Brief:
Could you transcribe every record below exactly as written, leaving out any pictures?

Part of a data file
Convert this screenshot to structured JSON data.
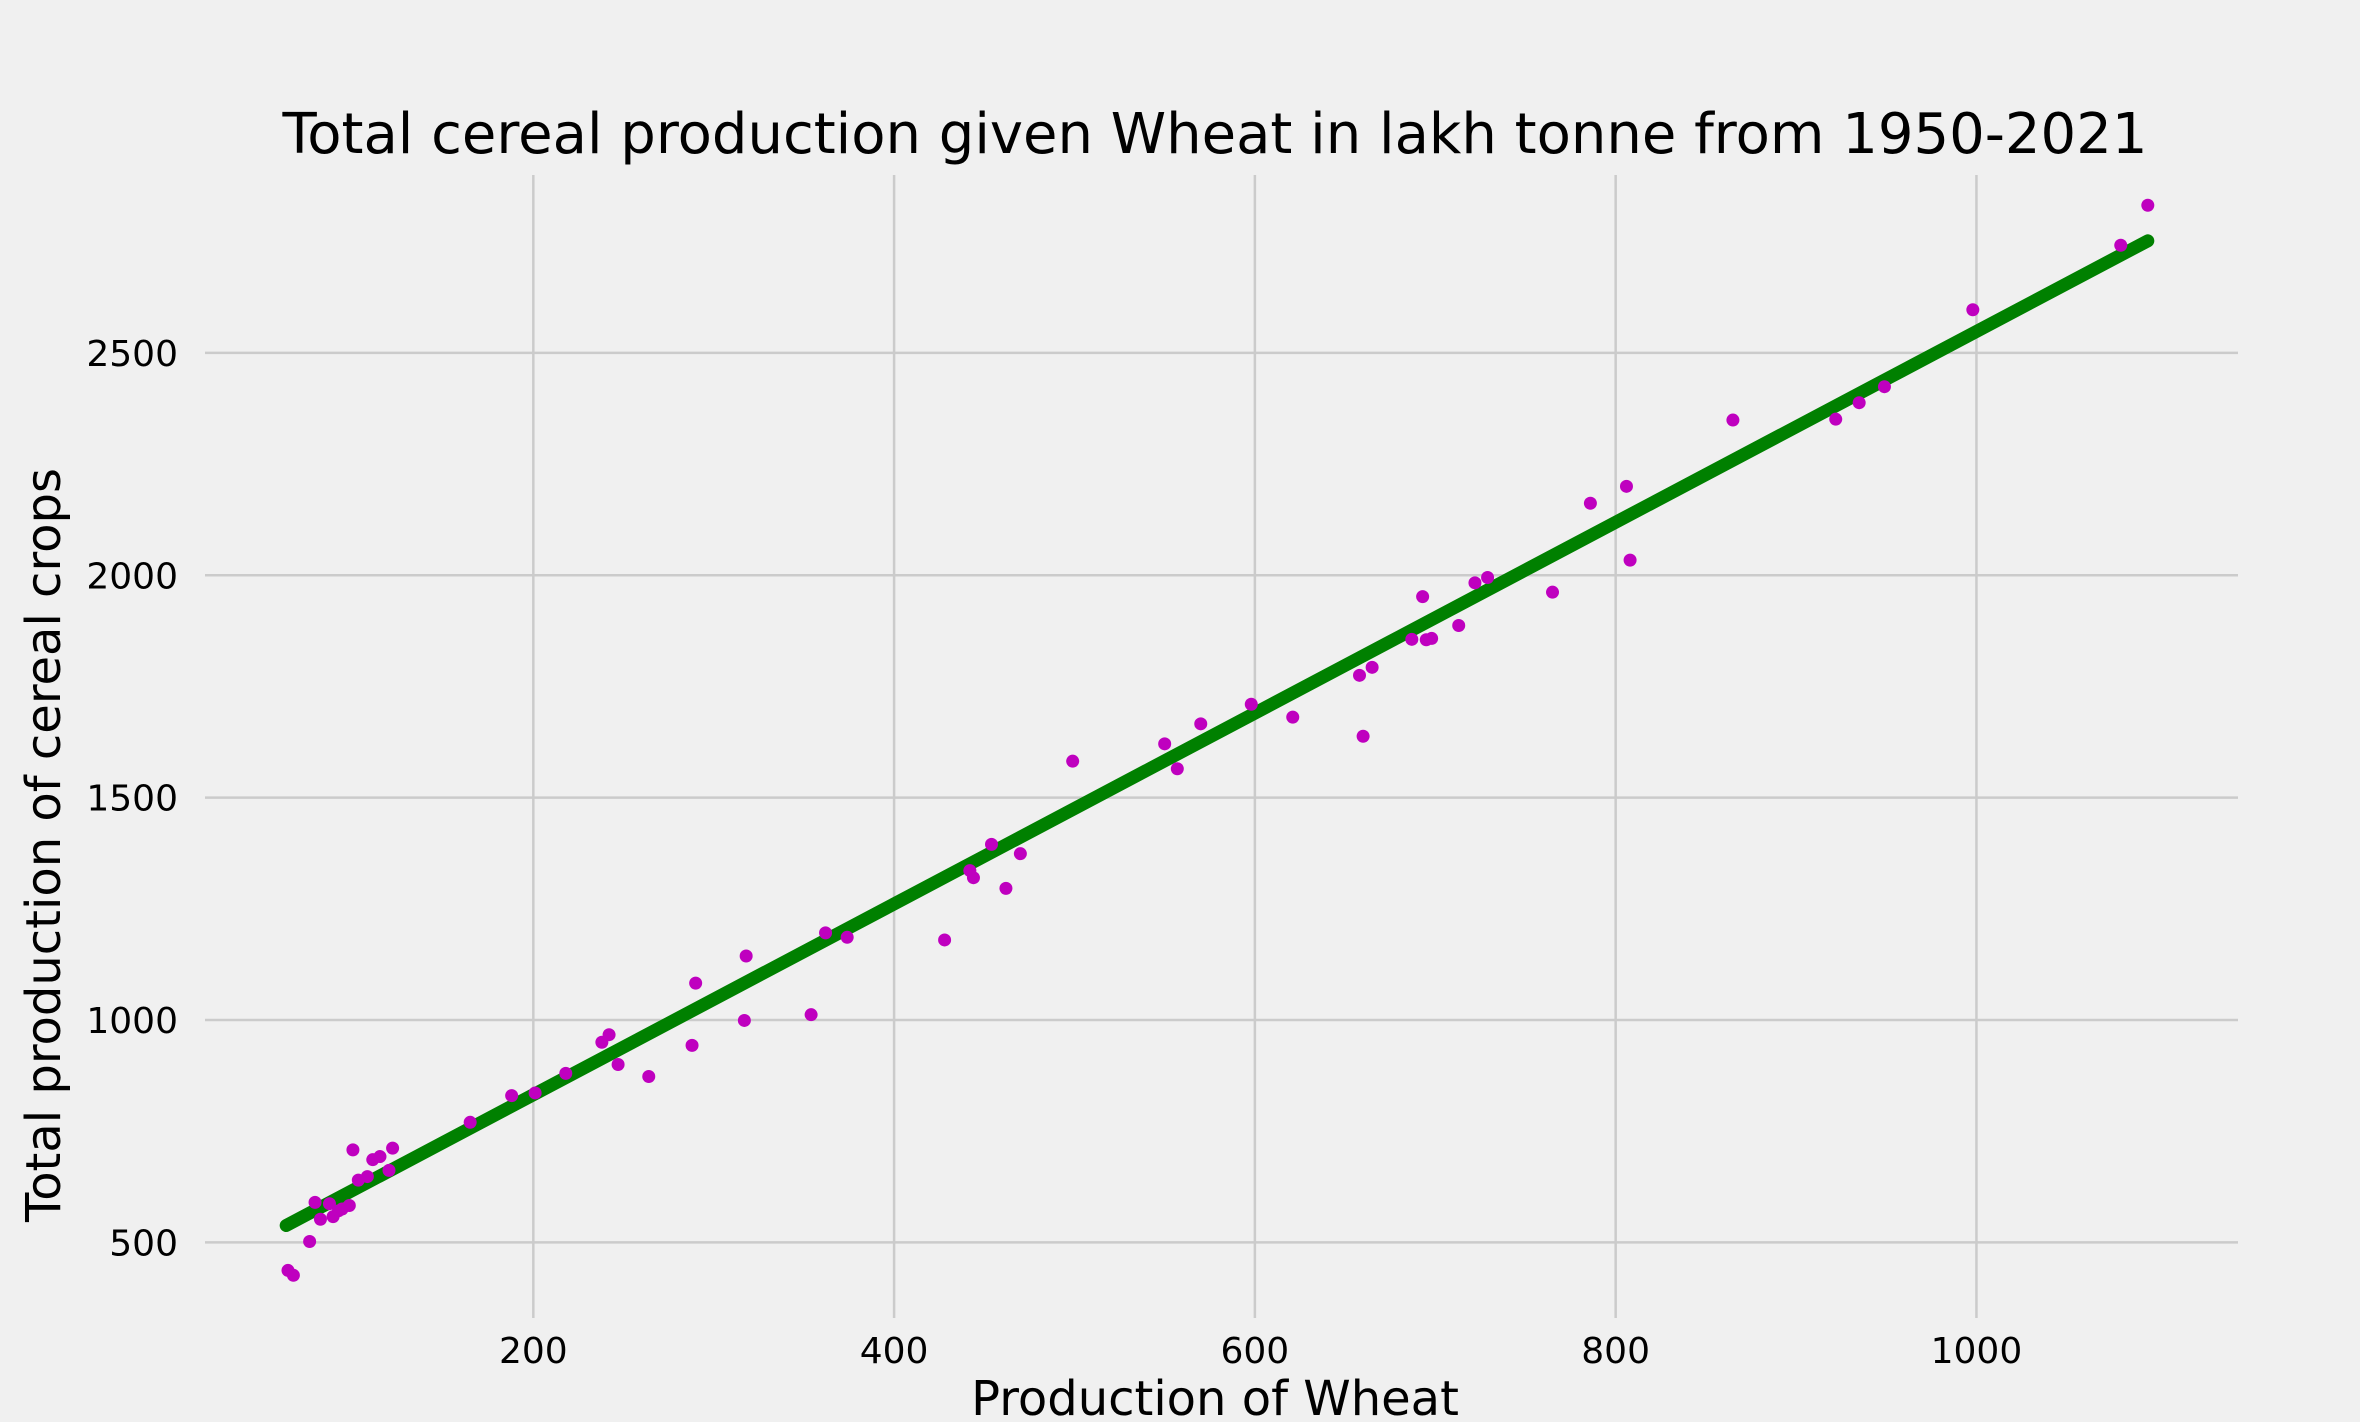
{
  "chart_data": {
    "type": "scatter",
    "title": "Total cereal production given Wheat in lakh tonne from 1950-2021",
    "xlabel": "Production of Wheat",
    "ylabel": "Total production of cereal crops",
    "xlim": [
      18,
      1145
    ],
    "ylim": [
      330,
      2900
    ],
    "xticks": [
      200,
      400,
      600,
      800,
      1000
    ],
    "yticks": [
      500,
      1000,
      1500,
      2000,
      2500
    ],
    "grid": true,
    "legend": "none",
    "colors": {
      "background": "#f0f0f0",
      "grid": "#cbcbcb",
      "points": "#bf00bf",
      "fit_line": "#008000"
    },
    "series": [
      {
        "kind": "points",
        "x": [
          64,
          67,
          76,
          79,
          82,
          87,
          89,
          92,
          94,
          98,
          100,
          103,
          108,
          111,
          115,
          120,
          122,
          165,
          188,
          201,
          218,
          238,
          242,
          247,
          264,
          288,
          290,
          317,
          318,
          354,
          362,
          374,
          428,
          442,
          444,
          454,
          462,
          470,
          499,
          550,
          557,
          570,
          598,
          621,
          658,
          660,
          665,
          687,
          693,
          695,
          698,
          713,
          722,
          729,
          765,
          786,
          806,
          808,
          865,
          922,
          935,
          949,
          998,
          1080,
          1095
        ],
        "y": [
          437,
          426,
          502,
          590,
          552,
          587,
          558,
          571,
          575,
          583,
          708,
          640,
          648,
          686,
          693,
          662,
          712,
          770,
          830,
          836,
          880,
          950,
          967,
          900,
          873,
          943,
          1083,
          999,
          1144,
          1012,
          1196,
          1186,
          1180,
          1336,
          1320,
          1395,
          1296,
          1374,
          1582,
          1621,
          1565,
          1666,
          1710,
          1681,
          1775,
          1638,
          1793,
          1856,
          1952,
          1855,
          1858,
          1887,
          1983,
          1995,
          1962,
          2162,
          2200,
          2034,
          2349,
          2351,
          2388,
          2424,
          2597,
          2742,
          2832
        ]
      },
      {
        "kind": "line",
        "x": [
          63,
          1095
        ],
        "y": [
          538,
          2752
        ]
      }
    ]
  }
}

Reply:
Convert this screenshot to structured JSON data.
{
  "chart_data": {
    "type": "scatter",
    "title": "Total cereal production given Wheat in lakh tonne from 1950-2021",
    "xlabel": "Production of Wheat",
    "ylabel": "Total production of cereal crops",
    "xlim": [
      18,
      1145
    ],
    "ylim": [
      330,
      2900
    ],
    "xticks": [
      200,
      400,
      600,
      800,
      1000
    ],
    "yticks": [
      500,
      1000,
      1500,
      2000,
      2500
    ],
    "grid": true,
    "legend": "none",
    "colors": {
      "background": "#f0f0f0",
      "grid": "#cbcbcb",
      "points": "#bf00bf",
      "fit_line": "#008000"
    },
    "series": [
      {
        "kind": "points",
        "x": [
          64,
          67,
          76,
          79,
          82,
          87,
          89,
          92,
          94,
          98,
          100,
          103,
          108,
          111,
          115,
          120,
          122,
          165,
          188,
          201,
          218,
          238,
          242,
          247,
          264,
          288,
          290,
          317,
          318,
          354,
          362,
          374,
          428,
          442,
          444,
          454,
          462,
          470,
          499,
          550,
          557,
          570,
          598,
          621,
          658,
          660,
          665,
          687,
          693,
          695,
          698,
          713,
          722,
          729,
          765,
          786,
          806,
          808,
          865,
          922,
          935,
          949,
          998,
          1080,
          1095
        ],
        "y": [
          437,
          426,
          502,
          590,
          552,
          587,
          558,
          571,
          575,
          583,
          708,
          640,
          648,
          686,
          693,
          662,
          712,
          770,
          830,
          836,
          880,
          950,
          967,
          900,
          873,
          943,
          1083,
          999,
          1144,
          1012,
          1196,
          1186,
          1180,
          1336,
          1320,
          1395,
          1296,
          1374,
          1582,
          1621,
          1565,
          1666,
          1710,
          1681,
          1775,
          1638,
          1793,
          1856,
          1952,
          1855,
          1858,
          1887,
          1983,
          1995,
          1962,
          2162,
          2200,
          2034,
          2349,
          2351,
          2388,
          2424,
          2597,
          2742,
          2832
        ]
      },
      {
        "kind": "line",
        "x": [
          63,
          1095
        ],
        "y": [
          538,
          2752
        ]
      }
    ]
  }
}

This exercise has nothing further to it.